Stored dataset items
·····

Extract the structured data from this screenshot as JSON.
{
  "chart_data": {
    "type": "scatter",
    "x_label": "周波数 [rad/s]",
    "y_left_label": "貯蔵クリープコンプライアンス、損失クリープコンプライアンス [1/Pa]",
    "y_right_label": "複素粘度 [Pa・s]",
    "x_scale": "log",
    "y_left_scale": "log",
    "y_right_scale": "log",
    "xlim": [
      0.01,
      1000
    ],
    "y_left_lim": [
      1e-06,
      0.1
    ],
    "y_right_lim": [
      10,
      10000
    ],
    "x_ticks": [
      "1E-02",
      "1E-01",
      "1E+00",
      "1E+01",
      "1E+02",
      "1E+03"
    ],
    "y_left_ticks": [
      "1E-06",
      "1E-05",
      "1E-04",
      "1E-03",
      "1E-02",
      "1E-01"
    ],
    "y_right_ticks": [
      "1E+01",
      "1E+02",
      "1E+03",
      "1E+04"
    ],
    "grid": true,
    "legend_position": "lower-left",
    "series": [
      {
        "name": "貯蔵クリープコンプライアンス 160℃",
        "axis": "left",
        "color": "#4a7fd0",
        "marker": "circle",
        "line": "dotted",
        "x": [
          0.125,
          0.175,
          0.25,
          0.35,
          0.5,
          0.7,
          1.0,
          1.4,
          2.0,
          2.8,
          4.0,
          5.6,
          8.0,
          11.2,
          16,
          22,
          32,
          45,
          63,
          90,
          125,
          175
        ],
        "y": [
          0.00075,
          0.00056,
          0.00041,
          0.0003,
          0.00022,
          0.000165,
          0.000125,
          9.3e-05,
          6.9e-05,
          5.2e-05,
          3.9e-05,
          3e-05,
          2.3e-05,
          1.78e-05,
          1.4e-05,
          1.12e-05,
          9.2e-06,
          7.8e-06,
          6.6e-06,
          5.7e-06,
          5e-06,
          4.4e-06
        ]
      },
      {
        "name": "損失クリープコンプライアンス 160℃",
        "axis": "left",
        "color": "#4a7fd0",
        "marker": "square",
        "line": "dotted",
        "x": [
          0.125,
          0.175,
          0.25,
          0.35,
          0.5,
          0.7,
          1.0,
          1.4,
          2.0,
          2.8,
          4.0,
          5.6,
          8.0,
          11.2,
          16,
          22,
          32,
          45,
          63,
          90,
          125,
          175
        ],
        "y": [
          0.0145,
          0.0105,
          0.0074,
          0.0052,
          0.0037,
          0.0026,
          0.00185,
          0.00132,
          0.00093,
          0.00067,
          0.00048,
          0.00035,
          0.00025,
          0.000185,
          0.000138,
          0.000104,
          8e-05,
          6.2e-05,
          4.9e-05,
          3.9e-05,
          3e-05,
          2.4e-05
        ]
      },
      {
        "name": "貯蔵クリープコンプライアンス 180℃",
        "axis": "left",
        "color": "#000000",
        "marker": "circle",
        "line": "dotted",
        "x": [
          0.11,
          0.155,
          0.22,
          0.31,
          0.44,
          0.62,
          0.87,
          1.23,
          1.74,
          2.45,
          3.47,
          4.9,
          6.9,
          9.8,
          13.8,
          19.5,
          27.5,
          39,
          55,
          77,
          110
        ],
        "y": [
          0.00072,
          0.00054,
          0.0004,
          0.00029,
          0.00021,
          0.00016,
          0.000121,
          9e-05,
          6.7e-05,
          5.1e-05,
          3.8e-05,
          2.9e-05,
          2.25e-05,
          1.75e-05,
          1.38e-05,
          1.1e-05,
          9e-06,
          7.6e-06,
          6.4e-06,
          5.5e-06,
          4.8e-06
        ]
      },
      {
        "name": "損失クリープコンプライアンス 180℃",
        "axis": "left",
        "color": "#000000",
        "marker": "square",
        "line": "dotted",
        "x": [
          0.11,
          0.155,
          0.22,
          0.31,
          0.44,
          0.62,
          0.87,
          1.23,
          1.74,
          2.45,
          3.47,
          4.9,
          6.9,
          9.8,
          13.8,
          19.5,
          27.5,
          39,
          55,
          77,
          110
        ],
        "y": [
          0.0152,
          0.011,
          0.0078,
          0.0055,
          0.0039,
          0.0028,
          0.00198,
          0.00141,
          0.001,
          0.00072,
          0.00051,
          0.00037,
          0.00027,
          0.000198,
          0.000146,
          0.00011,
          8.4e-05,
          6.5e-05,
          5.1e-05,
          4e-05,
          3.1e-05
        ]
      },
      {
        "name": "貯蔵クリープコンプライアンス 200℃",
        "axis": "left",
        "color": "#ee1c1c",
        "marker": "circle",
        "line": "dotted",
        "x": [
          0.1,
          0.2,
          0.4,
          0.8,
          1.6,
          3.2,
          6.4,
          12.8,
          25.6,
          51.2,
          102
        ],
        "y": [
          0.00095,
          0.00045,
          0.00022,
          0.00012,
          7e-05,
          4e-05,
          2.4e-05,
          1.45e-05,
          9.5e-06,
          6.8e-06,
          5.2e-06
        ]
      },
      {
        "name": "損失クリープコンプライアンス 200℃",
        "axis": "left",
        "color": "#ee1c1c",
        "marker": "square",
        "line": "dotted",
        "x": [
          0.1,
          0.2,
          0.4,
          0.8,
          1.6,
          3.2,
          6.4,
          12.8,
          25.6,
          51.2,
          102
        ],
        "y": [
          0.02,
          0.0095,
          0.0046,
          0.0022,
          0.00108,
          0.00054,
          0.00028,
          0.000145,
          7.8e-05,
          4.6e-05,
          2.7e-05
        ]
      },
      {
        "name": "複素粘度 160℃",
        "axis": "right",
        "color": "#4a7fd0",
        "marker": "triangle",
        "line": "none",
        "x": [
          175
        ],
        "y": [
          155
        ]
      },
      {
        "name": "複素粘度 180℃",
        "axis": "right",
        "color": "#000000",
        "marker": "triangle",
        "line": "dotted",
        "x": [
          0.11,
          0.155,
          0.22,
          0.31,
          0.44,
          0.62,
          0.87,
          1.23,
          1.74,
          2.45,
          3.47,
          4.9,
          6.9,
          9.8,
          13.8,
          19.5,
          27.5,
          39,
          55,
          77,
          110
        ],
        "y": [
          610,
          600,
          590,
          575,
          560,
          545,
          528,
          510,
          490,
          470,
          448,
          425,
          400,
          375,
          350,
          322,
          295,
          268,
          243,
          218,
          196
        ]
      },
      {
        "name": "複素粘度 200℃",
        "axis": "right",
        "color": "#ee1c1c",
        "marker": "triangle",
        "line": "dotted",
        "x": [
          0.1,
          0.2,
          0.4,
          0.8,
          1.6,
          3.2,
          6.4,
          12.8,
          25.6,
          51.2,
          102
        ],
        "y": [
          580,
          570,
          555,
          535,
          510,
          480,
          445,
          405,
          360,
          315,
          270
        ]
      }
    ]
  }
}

·····

§ **GOAL**
Return all of the data exactly as it reads.

§ **EXERCISE ANSWER**
Extract the structured data from this screenshot as JSON.
{
  "chart_data": {
    "type": "scatter",
    "x_label": "周波数 [rad/s]",
    "y_left_label": "貯蔵クリープコンプライアンス、損失クリープコンプライアンス [1/Pa]",
    "y_right_label": "複素粘度 [Pa・s]",
    "x_scale": "log",
    "y_left_scale": "log",
    "y_right_scale": "log",
    "xlim": [
      0.01,
      1000
    ],
    "y_left_lim": [
      1e-06,
      0.1
    ],
    "y_right_lim": [
      10,
      10000
    ],
    "x_ticks": [
      "1E-02",
      "1E-01",
      "1E+00",
      "1E+01",
      "1E+02",
      "1E+03"
    ],
    "y_left_ticks": [
      "1E-06",
      "1E-05",
      "1E-04",
      "1E-03",
      "1E-02",
      "1E-01"
    ],
    "y_right_ticks": [
      "1E+01",
      "1E+02",
      "1E+03",
      "1E+04"
    ],
    "grid": true,
    "legend_position": "lower-left",
    "series": [
      {
        "name": "貯蔵クリープコンプライアンス 160℃",
        "axis": "left",
        "color": "#4a7fd0",
        "marker": "circle",
        "line": "dotted",
        "x": [
          0.125,
          0.175,
          0.25,
          0.35,
          0.5,
          0.7,
          1.0,
          1.4,
          2.0,
          2.8,
          4.0,
          5.6,
          8.0,
          11.2,
          16,
          22,
          32,
          45,
          63,
          90,
          125,
          175
        ],
        "y": [
          0.00075,
          0.00056,
          0.00041,
          0.0003,
          0.00022,
          0.000165,
          0.000125,
          9.3e-05,
          6.9e-05,
          5.2e-05,
          3.9e-05,
          3e-05,
          2.3e-05,
          1.78e-05,
          1.4e-05,
          1.12e-05,
          9.2e-06,
          7.8e-06,
          6.6e-06,
          5.7e-06,
          5e-06,
          4.4e-06
        ]
      },
      {
        "name": "損失クリープコンプライアンス 160℃",
        "axis": "left",
        "color": "#4a7fd0",
        "marker": "square",
        "line": "dotted",
        "x": [
          0.125,
          0.175,
          0.25,
          0.35,
          0.5,
          0.7,
          1.0,
          1.4,
          2.0,
          2.8,
          4.0,
          5.6,
          8.0,
          11.2,
          16,
          22,
          32,
          45,
          63,
          90,
          125,
          175
        ],
        "y": [
          0.0145,
          0.0105,
          0.0074,
          0.0052,
          0.0037,
          0.0026,
          0.00185,
          0.00132,
          0.00093,
          0.00067,
          0.00048,
          0.00035,
          0.00025,
          0.000185,
          0.000138,
          0.000104,
          8e-05,
          6.2e-05,
          4.9e-05,
          3.9e-05,
          3e-05,
          2.4e-05
        ]
      },
      {
        "name": "貯蔵クリープコンプライアンス 180℃",
        "axis": "left",
        "color": "#000000",
        "marker": "circle",
        "line": "dotted",
        "x": [
          0.11,
          0.155,
          0.22,
          0.31,
          0.44,
          0.62,
          0.87,
          1.23,
          1.74,
          2.45,
          3.47,
          4.9,
          6.9,
          9.8,
          13.8,
          19.5,
          27.5,
          39,
          55,
          77,
          110
        ],
        "y": [
          0.00072,
          0.00054,
          0.0004,
          0.00029,
          0.00021,
          0.00016,
          0.000121,
          9e-05,
          6.7e-05,
          5.1e-05,
          3.8e-05,
          2.9e-05,
          2.25e-05,
          1.75e-05,
          1.38e-05,
          1.1e-05,
          9e-06,
          7.6e-06,
          6.4e-06,
          5.5e-06,
          4.8e-06
        ]
      },
      {
        "name": "損失クリープコンプライアンス 180℃",
        "axis": "left",
        "color": "#000000",
        "marker": "square",
        "line": "dotted",
        "x": [
          0.11,
          0.155,
          0.22,
          0.31,
          0.44,
          0.62,
          0.87,
          1.23,
          1.74,
          2.45,
          3.47,
          4.9,
          6.9,
          9.8,
          13.8,
          19.5,
          27.5,
          39,
          55,
          77,
          110
        ],
        "y": [
          0.0152,
          0.011,
          0.0078,
          0.0055,
          0.0039,
          0.0028,
          0.00198,
          0.00141,
          0.001,
          0.00072,
          0.00051,
          0.00037,
          0.00027,
          0.000198,
          0.000146,
          0.00011,
          8.4e-05,
          6.5e-05,
          5.1e-05,
          4e-05,
          3.1e-05
        ]
      },
      {
        "name": "貯蔵クリープコンプライアンス 200℃",
        "axis": "left",
        "color": "#ee1c1c",
        "marker": "circle",
        "line": "dotted",
        "x": [
          0.1,
          0.2,
          0.4,
          0.8,
          1.6,
          3.2,
          6.4,
          12.8,
          25.6,
          51.2,
          102
        ],
        "y": [
          0.00095,
          0.00045,
          0.00022,
          0.00012,
          7e-05,
          4e-05,
          2.4e-05,
          1.45e-05,
          9.5e-06,
          6.8e-06,
          5.2e-06
        ]
      },
      {
        "name": "損失クリープコンプライアンス 200℃",
        "axis": "left",
        "color": "#ee1c1c",
        "marker": "square",
        "line": "dotted",
        "x": [
          0.1,
          0.2,
          0.4,
          0.8,
          1.6,
          3.2,
          6.4,
          12.8,
          25.6,
          51.2,
          102
        ],
        "y": [
          0.02,
          0.0095,
          0.0046,
          0.0022,
          0.00108,
          0.00054,
          0.00028,
          0.000145,
          7.8e-05,
          4.6e-05,
          2.7e-05
        ]
      },
      {
        "name": "複素粘度 160℃",
        "axis": "right",
        "color": "#4a7fd0",
        "marker": "triangle",
        "line": "none",
        "x": [
          175
        ],
        "y": [
          155
        ]
      },
      {
        "name": "複素粘度 180℃",
        "axis": "right",
        "color": "#000000",
        "marker": "triangle",
        "line": "dotted",
        "x": [
          0.11,
          0.155,
          0.22,
          0.31,
          0.44,
          0.62,
          0.87,
          1.23,
          1.74,
          2.45,
          3.47,
          4.9,
          6.9,
          9.8,
          13.8,
          19.5,
          27.5,
          39,
          55,
          77,
          110
        ],
        "y": [
          610,
          600,
          590,
          575,
          560,
          545,
          528,
          510,
          490,
          470,
          448,
          425,
          400,
          375,
          350,
          322,
          295,
          268,
          243,
          218,
          196
        ]
      },
      {
        "name": "複素粘度 200℃",
        "axis": "right",
        "color": "#ee1c1c",
        "marker": "triangle",
        "line": "dotted",
        "x": [
          0.1,
          0.2,
          0.4,
          0.8,
          1.6,
          3.2,
          6.4,
          12.8,
          25.6,
          51.2,
          102
        ],
        "y": [
          580,
          570,
          555,
          535,
          510,
          480,
          445,
          405,
          360,
          315,
          270
        ]
      }
    ]
  }
}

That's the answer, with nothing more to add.